* Description of the task *
Tally the lines in the listing below that include "خاور". Answer with the count and nothing more.

= = = = = = =

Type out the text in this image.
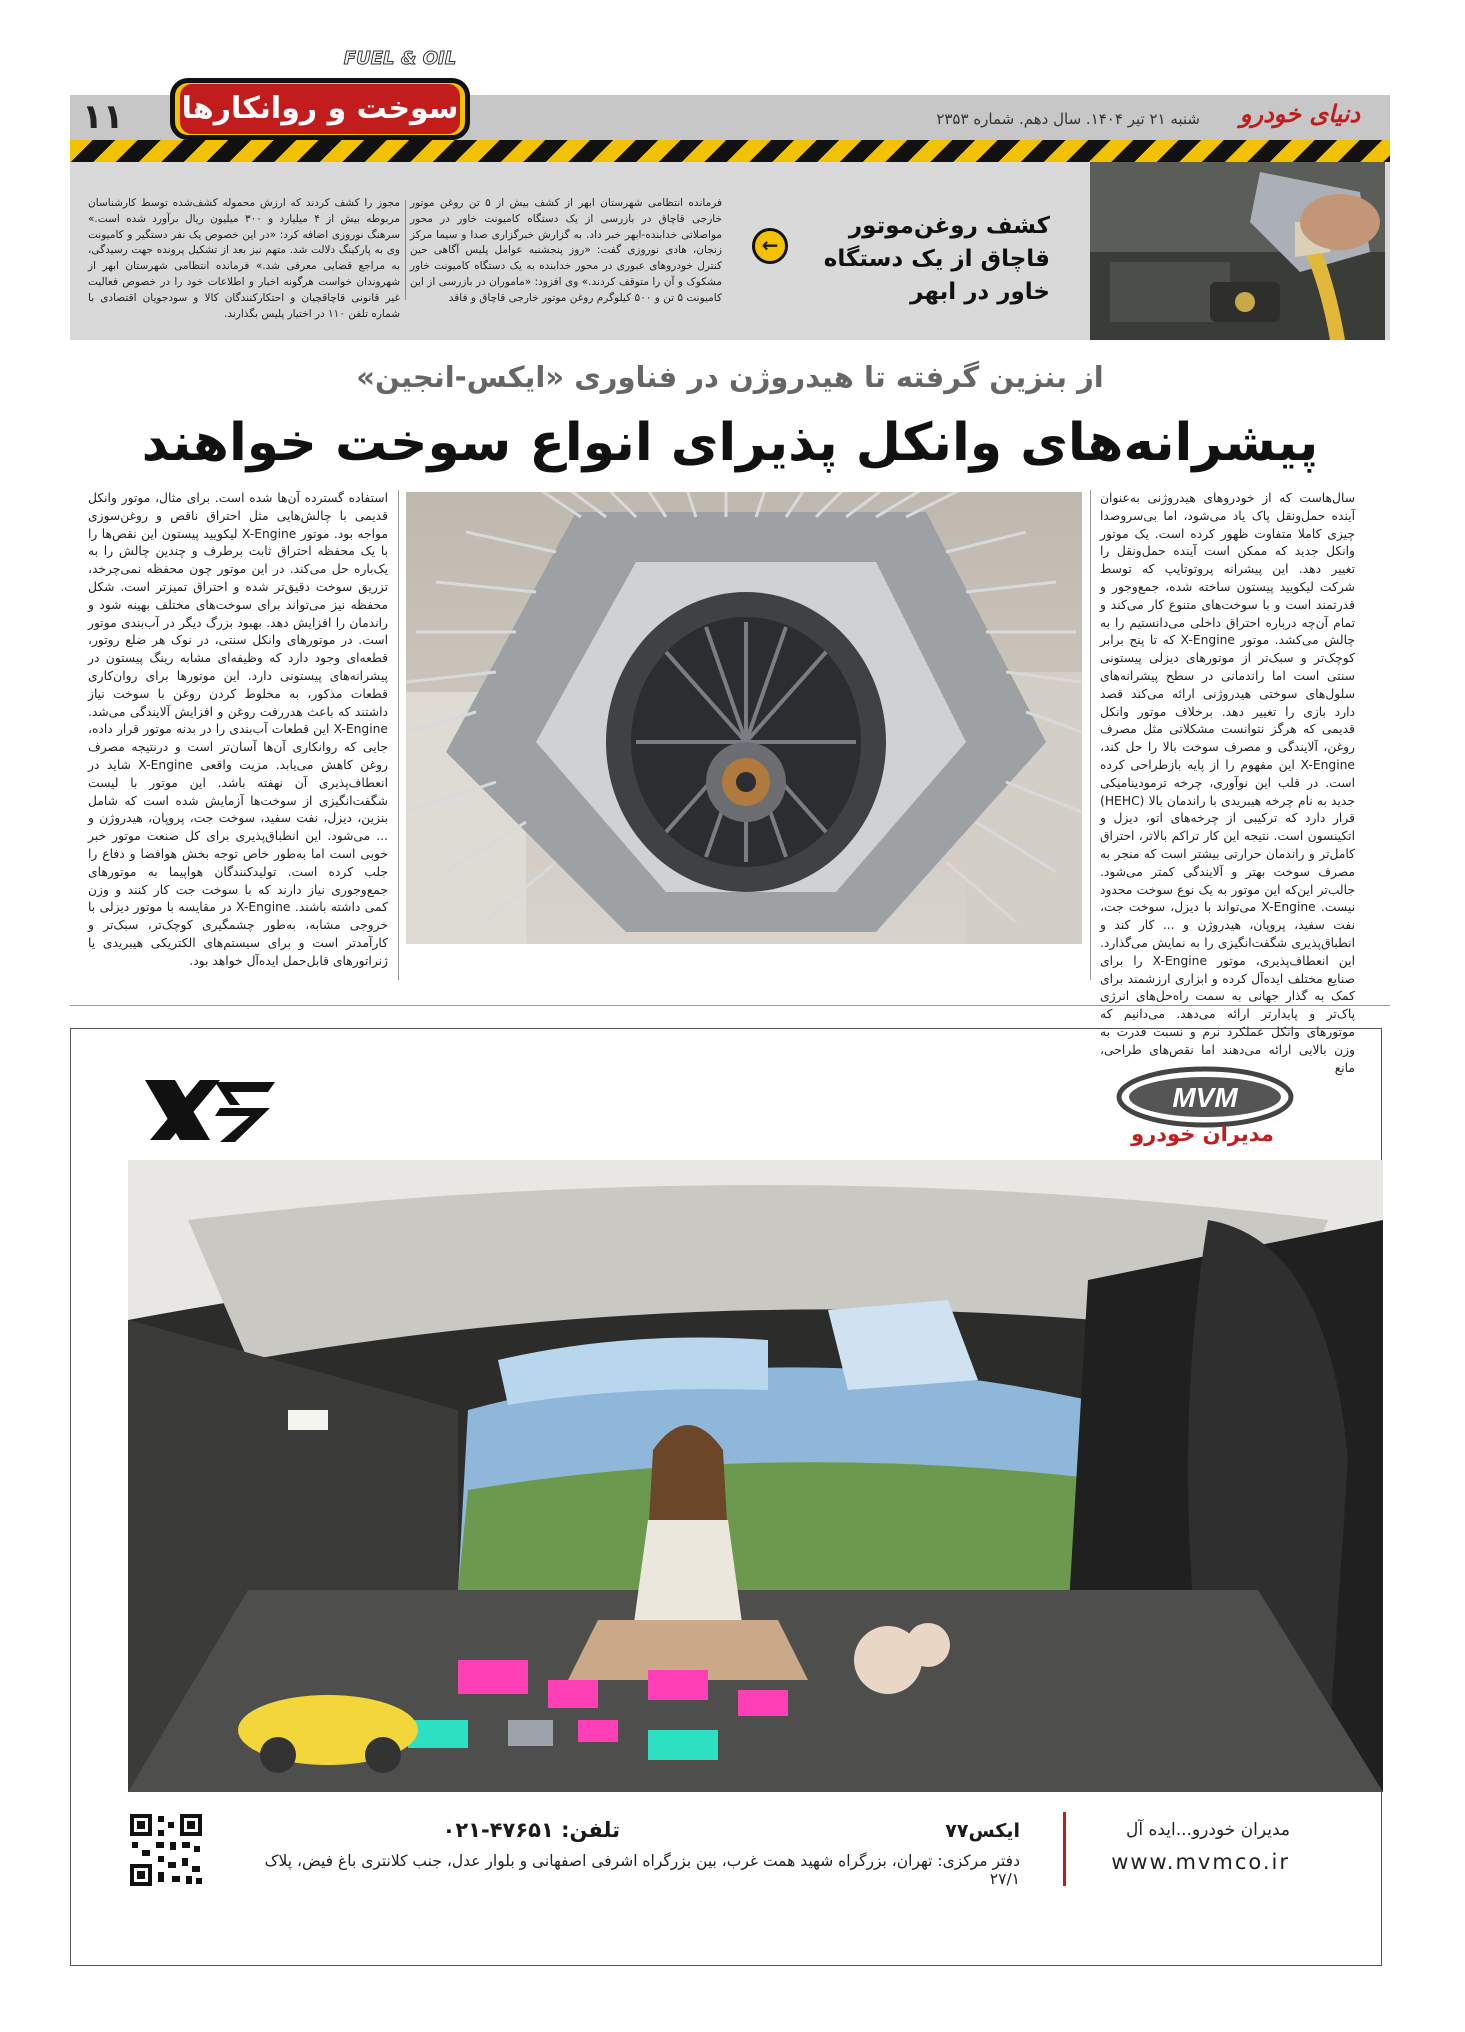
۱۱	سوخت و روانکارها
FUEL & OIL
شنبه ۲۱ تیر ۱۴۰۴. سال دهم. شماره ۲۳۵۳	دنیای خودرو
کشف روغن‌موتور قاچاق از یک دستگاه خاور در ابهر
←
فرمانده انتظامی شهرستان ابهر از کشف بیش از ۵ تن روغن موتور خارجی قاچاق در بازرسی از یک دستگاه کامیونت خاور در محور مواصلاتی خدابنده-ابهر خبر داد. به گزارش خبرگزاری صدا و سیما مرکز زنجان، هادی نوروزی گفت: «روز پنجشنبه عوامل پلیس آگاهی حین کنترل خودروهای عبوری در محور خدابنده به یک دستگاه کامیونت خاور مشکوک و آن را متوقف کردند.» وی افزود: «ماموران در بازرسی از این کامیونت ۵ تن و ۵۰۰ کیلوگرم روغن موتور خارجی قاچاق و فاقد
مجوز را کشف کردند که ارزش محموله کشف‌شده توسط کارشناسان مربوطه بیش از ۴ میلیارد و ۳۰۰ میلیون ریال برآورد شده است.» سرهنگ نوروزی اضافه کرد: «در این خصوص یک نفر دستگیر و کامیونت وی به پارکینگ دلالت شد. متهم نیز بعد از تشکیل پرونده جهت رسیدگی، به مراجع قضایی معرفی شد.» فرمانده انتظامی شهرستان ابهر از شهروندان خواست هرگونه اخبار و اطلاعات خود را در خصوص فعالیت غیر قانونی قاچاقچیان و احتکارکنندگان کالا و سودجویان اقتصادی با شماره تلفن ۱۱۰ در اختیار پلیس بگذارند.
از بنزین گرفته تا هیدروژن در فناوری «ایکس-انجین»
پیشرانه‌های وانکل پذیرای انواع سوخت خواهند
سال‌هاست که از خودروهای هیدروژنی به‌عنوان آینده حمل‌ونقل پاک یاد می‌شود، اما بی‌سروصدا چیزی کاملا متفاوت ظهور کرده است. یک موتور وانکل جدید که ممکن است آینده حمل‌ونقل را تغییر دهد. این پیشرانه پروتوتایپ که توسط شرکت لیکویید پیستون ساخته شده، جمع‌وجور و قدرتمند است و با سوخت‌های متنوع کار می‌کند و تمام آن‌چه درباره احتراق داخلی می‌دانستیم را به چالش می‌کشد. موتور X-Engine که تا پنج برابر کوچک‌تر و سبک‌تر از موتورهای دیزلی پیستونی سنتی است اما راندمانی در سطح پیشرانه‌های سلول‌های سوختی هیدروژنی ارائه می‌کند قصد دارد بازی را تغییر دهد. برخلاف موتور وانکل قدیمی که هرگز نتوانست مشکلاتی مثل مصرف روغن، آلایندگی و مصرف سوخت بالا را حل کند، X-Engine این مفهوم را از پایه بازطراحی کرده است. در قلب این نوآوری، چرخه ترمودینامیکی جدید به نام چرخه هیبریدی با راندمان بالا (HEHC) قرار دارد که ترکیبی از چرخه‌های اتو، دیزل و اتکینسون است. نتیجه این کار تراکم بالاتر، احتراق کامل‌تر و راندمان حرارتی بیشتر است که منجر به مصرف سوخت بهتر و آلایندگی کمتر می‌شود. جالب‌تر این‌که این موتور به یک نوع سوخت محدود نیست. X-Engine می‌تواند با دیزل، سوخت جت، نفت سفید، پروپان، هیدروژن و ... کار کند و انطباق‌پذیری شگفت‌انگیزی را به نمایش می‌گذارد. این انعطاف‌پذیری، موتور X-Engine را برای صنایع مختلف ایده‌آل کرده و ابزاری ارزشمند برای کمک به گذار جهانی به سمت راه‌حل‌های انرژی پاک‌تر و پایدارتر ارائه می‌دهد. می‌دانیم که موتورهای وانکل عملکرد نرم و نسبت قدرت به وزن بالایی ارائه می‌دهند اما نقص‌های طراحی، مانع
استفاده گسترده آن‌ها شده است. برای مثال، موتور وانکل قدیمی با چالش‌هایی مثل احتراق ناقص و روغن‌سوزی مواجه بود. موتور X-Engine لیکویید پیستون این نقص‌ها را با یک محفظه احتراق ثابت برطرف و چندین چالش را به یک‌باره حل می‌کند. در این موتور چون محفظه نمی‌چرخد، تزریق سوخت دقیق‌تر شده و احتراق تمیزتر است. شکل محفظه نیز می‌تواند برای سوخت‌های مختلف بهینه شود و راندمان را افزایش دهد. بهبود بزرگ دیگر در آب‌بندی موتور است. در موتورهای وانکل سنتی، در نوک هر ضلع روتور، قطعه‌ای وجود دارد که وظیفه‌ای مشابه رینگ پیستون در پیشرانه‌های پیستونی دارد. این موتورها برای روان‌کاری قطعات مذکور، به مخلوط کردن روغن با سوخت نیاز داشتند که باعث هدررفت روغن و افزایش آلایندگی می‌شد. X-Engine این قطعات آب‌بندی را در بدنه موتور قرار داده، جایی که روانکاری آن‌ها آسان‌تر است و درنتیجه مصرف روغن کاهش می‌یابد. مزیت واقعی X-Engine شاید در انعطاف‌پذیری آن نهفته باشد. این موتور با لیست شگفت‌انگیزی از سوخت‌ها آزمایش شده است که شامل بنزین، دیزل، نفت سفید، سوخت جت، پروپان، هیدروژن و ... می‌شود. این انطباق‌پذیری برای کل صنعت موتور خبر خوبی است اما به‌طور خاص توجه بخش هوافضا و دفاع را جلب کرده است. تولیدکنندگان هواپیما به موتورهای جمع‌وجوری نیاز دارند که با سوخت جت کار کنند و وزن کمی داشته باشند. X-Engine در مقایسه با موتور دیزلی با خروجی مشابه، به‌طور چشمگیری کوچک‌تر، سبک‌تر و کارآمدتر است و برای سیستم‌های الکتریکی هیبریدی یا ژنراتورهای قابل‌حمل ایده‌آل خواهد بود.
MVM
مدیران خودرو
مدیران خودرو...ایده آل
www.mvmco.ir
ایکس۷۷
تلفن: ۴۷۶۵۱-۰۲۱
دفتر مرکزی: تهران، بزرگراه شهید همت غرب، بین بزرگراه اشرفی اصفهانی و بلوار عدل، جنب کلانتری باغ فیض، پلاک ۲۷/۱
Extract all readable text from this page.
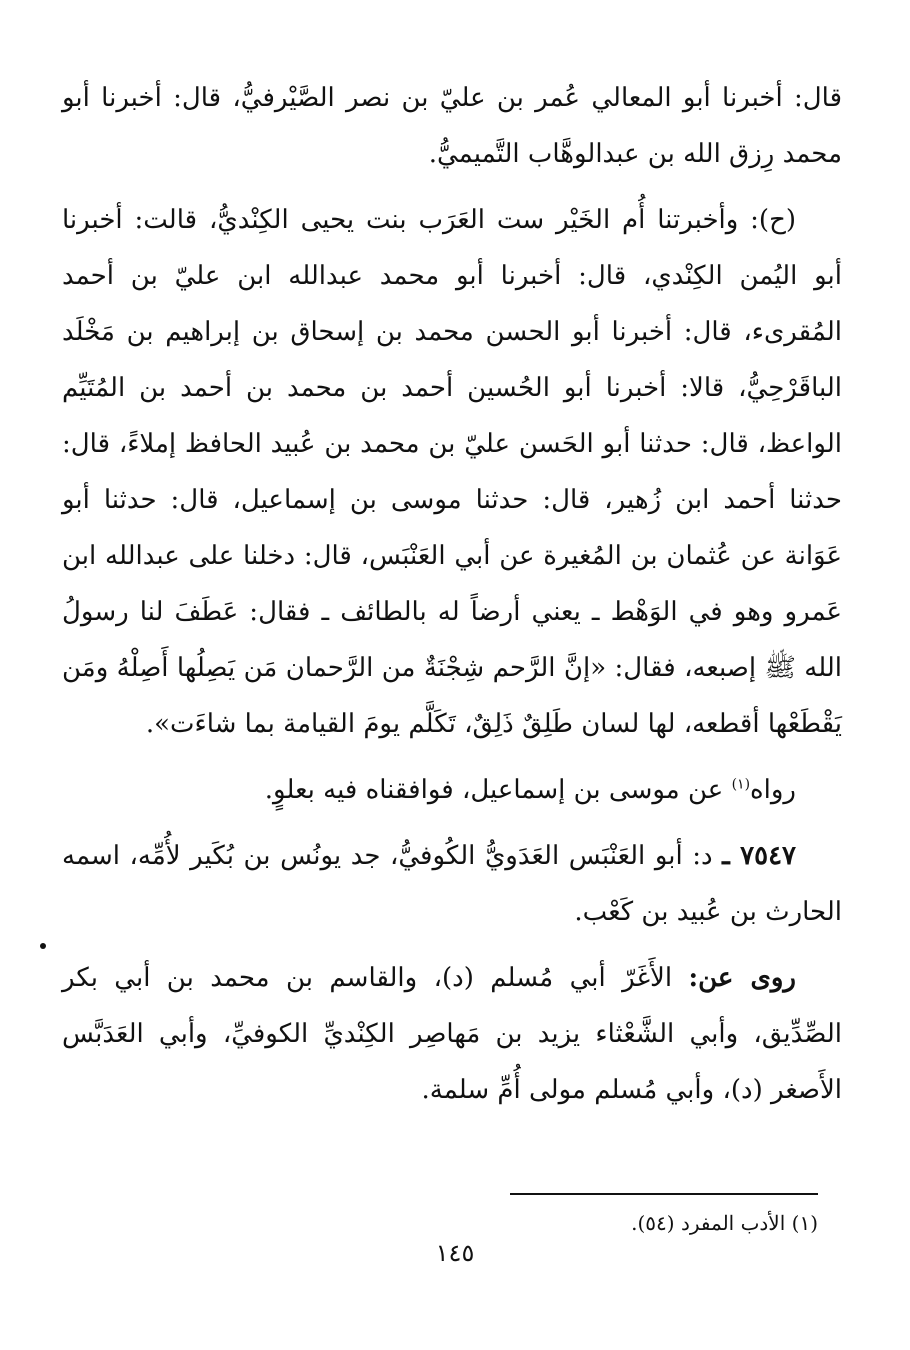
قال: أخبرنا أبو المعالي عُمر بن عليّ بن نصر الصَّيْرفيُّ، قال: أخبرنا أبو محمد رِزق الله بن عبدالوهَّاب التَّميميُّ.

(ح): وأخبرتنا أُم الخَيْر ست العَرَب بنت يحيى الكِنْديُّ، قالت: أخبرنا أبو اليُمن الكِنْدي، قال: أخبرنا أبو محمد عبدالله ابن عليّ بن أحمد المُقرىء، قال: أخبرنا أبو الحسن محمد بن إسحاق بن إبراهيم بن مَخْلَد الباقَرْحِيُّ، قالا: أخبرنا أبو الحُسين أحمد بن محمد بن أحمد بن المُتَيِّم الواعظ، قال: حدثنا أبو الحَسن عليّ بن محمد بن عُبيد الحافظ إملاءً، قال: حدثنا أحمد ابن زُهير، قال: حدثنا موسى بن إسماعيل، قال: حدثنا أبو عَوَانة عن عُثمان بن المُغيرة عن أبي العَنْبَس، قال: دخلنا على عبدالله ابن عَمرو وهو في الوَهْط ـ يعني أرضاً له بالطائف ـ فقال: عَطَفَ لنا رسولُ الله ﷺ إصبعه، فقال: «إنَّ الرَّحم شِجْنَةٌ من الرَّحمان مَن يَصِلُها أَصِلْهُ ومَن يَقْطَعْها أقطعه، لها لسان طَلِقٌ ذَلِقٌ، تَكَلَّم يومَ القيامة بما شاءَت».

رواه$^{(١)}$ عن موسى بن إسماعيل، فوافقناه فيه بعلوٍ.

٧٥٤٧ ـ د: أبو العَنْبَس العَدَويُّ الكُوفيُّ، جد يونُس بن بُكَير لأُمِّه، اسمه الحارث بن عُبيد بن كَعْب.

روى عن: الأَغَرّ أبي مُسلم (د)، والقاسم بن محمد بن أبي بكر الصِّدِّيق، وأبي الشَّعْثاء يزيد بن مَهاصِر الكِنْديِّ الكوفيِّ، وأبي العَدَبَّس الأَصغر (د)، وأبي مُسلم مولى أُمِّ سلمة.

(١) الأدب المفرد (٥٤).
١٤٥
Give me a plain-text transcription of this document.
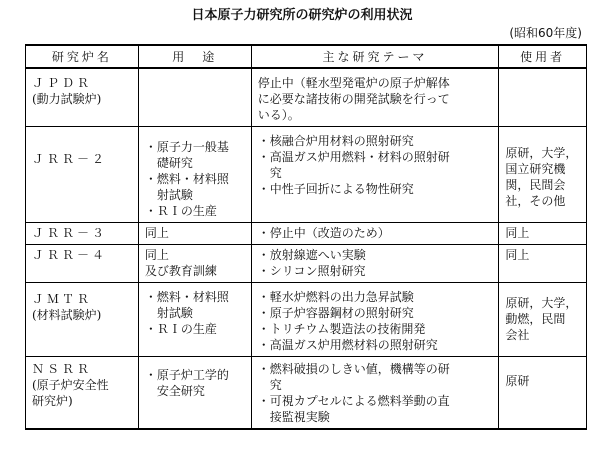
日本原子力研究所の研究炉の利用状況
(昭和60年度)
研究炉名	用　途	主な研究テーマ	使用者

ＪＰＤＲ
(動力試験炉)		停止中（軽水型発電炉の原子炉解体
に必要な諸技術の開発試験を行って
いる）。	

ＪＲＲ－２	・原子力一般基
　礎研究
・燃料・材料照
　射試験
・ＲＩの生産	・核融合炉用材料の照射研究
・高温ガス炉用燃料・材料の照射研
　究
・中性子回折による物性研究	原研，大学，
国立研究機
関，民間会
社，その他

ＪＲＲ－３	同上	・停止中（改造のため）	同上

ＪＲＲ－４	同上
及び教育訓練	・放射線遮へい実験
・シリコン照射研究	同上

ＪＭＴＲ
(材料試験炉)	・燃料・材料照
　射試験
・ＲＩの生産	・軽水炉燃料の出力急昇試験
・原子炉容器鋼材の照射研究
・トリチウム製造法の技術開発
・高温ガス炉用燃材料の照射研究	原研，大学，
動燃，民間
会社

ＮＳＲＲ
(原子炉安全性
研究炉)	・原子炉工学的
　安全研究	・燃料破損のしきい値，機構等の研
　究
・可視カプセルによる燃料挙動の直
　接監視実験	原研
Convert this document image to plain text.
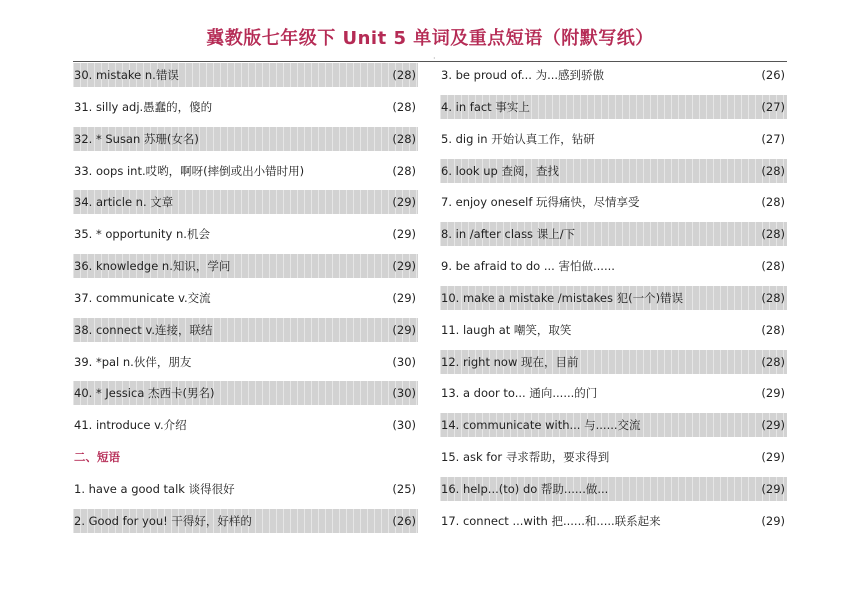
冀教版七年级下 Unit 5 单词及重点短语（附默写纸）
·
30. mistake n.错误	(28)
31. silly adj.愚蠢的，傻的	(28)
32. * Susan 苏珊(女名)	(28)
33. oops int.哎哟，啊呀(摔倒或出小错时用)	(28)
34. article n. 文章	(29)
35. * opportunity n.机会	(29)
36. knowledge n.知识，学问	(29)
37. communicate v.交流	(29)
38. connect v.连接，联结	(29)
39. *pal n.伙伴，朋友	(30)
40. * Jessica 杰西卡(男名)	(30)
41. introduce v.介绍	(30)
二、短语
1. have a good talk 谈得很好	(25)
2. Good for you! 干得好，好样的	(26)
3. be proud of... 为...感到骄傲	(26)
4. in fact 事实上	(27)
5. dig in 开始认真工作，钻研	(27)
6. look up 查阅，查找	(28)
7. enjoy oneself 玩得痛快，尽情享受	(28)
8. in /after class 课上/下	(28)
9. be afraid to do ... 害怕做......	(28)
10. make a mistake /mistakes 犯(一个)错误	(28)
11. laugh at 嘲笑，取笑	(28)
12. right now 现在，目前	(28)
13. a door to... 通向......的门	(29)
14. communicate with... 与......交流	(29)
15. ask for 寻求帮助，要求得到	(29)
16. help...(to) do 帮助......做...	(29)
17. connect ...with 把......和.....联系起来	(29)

= = = = = = =

* Written response *
2